EXERCISE REQUIREMENTS:
In the material below, the lines containing the word "物流商服务代码" are required; copy each of them.

..........

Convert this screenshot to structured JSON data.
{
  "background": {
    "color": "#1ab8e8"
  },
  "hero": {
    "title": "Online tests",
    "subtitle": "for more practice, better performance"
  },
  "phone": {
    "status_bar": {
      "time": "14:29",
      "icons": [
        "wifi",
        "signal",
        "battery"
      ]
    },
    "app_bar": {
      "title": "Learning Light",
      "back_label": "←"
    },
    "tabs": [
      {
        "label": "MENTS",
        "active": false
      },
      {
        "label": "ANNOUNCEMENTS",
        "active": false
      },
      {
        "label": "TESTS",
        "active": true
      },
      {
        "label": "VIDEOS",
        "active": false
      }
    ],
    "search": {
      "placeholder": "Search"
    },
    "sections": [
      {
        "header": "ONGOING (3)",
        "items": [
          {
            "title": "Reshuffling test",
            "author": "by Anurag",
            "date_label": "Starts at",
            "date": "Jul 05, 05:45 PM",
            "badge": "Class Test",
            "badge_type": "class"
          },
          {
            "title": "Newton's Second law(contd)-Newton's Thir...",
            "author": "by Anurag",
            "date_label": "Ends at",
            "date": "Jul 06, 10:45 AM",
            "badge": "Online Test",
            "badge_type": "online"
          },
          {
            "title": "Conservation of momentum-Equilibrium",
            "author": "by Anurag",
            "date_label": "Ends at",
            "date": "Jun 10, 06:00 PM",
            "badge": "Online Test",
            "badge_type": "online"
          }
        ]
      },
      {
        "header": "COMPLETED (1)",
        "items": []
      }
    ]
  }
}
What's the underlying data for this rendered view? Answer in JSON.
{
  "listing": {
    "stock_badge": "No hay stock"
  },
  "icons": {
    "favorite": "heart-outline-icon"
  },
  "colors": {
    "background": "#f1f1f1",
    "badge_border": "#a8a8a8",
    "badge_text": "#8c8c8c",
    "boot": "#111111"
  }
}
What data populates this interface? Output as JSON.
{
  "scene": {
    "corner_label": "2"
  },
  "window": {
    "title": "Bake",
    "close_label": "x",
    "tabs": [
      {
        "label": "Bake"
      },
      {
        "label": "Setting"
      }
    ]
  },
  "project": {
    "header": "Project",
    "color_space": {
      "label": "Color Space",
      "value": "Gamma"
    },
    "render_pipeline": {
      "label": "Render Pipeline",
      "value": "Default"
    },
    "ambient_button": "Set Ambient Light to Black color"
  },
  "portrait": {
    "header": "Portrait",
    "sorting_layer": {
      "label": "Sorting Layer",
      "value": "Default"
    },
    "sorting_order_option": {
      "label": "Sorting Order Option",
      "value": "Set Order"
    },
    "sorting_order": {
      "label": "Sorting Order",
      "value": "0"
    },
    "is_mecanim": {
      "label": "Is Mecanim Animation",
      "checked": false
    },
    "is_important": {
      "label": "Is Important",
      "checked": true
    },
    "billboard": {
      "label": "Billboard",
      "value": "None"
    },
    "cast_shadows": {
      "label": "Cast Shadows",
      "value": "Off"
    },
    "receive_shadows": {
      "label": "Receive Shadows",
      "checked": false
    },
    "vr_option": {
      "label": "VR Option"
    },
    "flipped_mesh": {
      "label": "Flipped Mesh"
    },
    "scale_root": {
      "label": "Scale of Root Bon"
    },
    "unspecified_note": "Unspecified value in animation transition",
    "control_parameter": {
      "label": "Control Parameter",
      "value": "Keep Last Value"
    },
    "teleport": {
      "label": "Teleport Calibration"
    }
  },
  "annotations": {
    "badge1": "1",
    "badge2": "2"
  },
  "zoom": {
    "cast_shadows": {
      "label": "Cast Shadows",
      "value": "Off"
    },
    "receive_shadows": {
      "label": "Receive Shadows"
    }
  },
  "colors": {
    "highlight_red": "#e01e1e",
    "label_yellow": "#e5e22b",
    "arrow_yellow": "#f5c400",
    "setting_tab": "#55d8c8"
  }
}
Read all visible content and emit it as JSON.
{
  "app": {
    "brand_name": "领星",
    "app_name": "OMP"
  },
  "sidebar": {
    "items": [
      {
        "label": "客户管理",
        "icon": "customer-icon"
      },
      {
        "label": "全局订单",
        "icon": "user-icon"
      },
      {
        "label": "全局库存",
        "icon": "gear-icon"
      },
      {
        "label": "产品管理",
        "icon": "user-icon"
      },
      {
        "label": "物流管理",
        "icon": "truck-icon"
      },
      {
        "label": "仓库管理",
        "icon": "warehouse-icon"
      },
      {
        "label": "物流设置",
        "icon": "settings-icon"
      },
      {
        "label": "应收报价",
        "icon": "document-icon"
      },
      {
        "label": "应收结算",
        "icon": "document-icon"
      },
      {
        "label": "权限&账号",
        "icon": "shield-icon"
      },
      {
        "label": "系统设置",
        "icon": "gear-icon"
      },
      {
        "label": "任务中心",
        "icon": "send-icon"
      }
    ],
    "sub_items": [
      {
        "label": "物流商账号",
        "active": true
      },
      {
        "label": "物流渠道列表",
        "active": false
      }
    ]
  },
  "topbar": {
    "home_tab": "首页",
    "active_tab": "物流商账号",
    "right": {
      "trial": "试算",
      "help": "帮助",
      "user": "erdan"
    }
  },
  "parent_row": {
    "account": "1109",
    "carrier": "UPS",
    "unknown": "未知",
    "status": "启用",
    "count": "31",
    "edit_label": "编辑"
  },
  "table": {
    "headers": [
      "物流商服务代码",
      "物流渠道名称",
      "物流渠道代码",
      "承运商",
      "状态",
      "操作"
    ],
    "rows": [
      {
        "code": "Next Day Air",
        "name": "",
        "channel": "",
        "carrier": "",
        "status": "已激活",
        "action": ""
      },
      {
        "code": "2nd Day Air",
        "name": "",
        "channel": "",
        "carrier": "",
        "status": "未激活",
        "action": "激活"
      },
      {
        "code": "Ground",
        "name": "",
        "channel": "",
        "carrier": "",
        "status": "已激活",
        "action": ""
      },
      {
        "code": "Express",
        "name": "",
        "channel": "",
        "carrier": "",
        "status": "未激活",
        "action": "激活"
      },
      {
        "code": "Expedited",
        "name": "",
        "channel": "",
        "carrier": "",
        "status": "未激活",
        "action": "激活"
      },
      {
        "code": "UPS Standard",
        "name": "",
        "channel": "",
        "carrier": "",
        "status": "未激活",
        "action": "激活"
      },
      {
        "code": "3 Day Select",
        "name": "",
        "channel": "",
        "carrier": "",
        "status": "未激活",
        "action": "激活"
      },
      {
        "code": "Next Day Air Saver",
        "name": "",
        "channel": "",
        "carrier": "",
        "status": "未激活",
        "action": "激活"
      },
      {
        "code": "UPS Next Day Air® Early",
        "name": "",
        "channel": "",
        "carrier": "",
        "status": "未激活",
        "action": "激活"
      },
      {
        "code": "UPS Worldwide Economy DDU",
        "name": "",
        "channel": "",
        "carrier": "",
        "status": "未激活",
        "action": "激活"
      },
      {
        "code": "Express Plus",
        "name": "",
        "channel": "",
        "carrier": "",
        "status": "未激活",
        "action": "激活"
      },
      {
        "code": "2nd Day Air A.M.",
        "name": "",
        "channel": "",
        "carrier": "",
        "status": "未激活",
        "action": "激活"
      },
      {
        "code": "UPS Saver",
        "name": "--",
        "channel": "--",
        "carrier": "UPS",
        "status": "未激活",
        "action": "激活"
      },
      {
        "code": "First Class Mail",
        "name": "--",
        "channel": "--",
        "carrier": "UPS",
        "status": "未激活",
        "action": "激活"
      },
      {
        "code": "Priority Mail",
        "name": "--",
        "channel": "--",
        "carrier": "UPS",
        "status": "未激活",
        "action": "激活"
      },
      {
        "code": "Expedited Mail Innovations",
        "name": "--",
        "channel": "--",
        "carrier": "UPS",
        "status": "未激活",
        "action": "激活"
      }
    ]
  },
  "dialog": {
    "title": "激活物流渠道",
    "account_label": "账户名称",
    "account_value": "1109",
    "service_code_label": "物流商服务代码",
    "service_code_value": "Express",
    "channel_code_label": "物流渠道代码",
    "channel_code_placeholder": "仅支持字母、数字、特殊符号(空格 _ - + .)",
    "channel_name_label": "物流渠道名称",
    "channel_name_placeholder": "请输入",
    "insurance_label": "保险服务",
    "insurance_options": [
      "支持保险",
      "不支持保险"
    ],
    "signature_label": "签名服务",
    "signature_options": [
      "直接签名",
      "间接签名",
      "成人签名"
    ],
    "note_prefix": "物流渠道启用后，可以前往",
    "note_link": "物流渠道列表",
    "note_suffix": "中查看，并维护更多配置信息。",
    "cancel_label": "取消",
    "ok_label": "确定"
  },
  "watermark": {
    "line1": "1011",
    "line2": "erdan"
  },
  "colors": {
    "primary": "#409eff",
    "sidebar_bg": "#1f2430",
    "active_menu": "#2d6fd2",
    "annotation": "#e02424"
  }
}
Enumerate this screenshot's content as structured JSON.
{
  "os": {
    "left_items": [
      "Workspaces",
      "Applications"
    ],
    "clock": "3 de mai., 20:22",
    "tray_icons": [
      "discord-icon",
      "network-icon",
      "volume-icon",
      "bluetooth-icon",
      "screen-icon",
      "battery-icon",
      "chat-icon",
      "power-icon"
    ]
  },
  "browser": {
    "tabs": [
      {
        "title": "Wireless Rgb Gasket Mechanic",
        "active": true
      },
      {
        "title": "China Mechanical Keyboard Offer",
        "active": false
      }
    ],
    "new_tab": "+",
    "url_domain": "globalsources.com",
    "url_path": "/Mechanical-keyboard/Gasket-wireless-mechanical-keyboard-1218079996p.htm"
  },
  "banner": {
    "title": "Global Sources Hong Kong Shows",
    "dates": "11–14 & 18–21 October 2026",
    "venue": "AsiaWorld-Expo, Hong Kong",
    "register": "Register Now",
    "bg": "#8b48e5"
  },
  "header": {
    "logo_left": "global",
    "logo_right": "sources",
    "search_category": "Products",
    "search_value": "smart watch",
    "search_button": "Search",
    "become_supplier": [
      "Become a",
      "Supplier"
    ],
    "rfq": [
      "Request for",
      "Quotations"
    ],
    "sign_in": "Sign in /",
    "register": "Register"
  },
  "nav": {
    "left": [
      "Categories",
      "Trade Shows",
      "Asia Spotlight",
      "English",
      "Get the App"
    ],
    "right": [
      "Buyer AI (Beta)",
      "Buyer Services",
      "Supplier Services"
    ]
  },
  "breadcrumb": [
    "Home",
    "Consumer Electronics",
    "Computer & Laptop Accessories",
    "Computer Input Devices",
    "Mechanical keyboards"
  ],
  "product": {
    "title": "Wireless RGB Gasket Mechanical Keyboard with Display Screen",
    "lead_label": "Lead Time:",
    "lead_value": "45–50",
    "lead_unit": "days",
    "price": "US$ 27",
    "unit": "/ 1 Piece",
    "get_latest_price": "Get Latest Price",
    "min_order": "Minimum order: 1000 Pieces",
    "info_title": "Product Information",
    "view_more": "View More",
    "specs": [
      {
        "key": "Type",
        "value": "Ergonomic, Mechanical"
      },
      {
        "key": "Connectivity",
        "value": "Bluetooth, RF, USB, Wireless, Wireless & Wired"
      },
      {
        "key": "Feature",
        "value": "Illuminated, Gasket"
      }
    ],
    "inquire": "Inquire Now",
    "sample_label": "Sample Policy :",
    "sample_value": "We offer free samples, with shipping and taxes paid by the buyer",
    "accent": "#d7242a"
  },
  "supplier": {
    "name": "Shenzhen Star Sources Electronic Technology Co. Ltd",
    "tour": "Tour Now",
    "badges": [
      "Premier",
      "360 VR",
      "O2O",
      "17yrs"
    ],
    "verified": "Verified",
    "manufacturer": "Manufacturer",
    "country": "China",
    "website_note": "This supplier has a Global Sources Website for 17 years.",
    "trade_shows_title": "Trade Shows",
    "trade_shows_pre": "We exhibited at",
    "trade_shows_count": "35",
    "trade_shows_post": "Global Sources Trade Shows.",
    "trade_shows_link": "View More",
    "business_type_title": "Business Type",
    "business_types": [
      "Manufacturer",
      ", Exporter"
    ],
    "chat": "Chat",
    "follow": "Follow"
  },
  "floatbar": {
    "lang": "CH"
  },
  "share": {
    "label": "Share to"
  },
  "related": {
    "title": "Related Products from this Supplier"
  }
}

..........

RESULT:
      "物流商服务代码",
    "service_code_label": "物流商服务代码",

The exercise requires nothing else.